▸ **WRITTEN PROBLEM**: Read the lines below and count those that have the word "потрапити". Respond with the number only.

▸ **MATERIAL PROVIDED**:
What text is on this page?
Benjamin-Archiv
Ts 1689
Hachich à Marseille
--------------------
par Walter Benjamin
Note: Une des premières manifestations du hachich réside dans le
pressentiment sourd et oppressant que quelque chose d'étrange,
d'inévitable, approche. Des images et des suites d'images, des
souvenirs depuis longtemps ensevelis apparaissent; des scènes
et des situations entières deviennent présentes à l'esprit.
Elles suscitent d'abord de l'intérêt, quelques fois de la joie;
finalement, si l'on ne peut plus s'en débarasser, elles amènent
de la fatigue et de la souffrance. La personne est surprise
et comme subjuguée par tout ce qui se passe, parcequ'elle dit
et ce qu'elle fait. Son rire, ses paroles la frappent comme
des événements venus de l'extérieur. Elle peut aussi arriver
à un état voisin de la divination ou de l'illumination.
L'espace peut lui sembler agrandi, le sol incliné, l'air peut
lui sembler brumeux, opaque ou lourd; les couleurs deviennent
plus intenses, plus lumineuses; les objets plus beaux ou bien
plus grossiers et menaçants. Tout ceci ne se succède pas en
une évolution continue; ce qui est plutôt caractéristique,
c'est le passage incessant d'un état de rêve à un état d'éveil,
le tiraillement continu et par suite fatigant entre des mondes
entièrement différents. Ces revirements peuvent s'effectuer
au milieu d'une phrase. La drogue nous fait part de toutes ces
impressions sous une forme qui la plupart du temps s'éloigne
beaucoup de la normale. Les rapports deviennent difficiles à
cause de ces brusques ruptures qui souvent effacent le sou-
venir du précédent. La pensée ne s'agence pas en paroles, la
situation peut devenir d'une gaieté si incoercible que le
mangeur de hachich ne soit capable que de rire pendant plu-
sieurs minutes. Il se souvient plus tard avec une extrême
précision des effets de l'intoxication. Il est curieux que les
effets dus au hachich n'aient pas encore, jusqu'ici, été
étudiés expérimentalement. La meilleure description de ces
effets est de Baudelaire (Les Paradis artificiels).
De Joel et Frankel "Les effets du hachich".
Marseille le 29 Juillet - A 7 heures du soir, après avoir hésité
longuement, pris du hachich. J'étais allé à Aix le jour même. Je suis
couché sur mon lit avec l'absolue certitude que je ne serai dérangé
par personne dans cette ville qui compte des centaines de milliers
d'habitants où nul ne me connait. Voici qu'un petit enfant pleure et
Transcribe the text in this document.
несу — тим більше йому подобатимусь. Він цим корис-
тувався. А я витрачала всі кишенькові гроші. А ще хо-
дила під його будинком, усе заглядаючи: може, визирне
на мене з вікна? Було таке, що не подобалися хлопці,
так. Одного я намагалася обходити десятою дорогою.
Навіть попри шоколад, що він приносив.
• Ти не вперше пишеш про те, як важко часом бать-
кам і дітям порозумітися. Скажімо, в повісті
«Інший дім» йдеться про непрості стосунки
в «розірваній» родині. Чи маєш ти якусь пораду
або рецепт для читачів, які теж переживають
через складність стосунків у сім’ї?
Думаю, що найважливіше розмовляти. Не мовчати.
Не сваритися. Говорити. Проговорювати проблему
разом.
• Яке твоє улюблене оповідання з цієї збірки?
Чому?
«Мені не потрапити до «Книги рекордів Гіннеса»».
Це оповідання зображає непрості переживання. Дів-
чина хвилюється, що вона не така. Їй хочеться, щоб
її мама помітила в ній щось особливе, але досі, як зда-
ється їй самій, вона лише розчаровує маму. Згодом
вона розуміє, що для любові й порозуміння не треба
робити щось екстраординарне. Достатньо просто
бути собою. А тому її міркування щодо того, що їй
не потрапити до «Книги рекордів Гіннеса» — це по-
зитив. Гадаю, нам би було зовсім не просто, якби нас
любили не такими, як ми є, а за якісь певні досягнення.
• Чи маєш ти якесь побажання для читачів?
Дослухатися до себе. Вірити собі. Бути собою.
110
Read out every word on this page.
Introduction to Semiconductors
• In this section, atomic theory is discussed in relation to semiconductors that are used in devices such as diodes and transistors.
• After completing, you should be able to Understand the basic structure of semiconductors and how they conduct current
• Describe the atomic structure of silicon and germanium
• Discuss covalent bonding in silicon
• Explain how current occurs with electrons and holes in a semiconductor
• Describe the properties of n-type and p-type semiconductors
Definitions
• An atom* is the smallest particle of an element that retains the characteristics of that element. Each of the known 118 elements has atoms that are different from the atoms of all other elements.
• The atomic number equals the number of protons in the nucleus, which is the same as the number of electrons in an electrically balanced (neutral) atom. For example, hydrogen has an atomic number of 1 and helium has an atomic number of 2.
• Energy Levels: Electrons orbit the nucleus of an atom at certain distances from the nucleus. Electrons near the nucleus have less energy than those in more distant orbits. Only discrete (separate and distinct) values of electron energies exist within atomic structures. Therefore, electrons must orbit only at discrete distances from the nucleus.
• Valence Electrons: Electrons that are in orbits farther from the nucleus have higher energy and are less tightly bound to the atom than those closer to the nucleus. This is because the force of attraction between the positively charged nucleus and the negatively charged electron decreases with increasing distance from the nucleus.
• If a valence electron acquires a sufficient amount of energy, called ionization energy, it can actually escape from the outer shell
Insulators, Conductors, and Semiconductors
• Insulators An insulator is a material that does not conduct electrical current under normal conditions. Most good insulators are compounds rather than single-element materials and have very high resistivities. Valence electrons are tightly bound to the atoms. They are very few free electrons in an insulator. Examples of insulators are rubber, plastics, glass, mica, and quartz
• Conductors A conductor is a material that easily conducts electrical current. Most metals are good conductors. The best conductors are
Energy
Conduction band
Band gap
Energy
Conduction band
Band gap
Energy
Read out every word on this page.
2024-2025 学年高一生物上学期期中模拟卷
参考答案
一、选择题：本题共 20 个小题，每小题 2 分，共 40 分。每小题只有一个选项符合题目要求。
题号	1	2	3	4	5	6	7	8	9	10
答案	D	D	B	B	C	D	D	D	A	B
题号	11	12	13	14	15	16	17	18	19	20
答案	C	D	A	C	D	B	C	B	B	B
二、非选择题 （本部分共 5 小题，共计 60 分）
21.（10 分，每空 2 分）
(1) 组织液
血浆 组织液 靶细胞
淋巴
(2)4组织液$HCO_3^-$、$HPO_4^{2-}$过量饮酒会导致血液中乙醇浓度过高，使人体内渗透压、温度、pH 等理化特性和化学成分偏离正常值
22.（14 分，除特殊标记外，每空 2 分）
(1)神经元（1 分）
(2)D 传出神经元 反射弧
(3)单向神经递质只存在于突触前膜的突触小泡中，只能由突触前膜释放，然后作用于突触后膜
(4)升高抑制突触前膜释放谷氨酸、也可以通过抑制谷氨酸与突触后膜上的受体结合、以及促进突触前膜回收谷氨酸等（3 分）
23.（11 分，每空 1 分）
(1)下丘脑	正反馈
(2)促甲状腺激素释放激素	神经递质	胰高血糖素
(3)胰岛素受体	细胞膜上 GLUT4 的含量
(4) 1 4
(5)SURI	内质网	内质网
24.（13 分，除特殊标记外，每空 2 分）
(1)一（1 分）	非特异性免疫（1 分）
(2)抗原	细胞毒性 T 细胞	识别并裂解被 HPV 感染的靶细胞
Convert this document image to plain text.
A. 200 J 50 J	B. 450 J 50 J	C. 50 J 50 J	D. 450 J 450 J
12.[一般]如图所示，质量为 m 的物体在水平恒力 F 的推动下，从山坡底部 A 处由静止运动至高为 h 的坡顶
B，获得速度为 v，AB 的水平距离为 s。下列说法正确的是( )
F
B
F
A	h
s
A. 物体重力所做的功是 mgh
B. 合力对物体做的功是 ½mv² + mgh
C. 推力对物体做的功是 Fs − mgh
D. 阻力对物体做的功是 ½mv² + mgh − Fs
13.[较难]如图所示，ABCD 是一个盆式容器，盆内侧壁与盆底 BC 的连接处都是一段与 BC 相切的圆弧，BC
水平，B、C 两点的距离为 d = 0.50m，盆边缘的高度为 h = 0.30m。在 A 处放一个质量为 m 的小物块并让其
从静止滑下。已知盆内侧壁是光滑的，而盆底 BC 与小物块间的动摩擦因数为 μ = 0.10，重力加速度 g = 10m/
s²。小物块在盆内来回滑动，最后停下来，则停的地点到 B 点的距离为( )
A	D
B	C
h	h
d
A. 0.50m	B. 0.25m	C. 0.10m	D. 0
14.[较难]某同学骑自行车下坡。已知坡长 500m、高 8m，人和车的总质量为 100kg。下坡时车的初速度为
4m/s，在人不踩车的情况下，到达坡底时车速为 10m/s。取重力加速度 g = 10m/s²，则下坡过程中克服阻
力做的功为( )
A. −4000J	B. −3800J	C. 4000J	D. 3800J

▸ **CORRECT RESPONSE**: 2